═════ SUPPLIED MATERIAL
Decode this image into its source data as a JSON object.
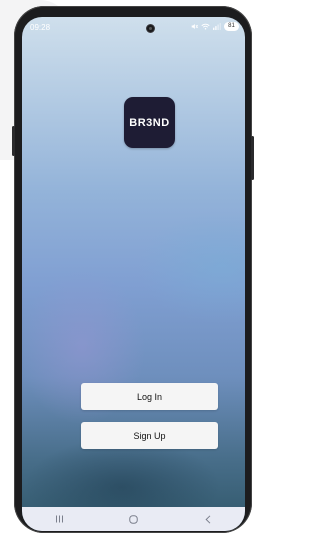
{
  "status_bar": {
    "time": "09:28",
    "battery": "81",
    "icons": [
      "mute-icon",
      "wifi-icon",
      "signal-icon",
      "battery-icon"
    ]
  },
  "app": {
    "logo_text": "BR3ND",
    "logo_bg_color": "#1e1c34"
  },
  "actions": {
    "login_label": "Log In",
    "signup_label": "Sign Up"
  },
  "nav_bar": {
    "buttons": [
      "recent-apps-icon",
      "home-icon",
      "back-icon"
    ]
  }
}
══════════
- REQUEST -
Leave the pictures out and write out every entry exactly as given.

- ANSWER IN FULL -
Decode this image into its source data as a JSON object.
{
  "status_bar": {
    "time": "09:28",
    "battery": "81",
    "icons": [
      "mute-icon",
      "wifi-icon",
      "signal-icon",
      "battery-icon"
    ]
  },
  "app": {
    "logo_text": "BR3ND",
    "logo_bg_color": "#1e1c34"
  },
  "actions": {
    "login_label": "Log In",
    "signup_label": "Sign Up"
  },
  "nav_bar": {
    "buttons": [
      "recent-apps-icon",
      "home-icon",
      "back-icon"
    ]
  }
}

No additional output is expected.